▶ _TASK DIRECTIONS_
Arrange the data as a numbered list, one line per item, with blank lines omitted.

▶ _ROWS_
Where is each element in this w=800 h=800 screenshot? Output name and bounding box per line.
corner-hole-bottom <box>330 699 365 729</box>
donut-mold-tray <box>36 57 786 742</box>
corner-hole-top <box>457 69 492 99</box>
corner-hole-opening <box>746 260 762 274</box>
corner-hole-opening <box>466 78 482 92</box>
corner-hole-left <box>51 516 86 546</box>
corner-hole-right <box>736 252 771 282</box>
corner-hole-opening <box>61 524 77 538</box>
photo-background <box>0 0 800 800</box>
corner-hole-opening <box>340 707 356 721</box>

▶ _ANSWER TO THE TASK_
1. Where is each element in this w=800 h=800 screenshot? Output name and bounding box per line.
2. corner-hole-bottom <box>330 699 365 729</box>
3. donut-mold-tray <box>36 57 786 742</box>
4. corner-hole-top <box>457 69 492 99</box>
5. corner-hole-opening <box>746 260 762 274</box>
6. corner-hole-opening <box>466 78 482 92</box>
7. corner-hole-left <box>51 516 86 546</box>
8. corner-hole-right <box>736 252 771 282</box>
9. corner-hole-opening <box>61 524 77 538</box>
10. photo-background <box>0 0 800 800</box>
11. corner-hole-opening <box>340 707 356 721</box>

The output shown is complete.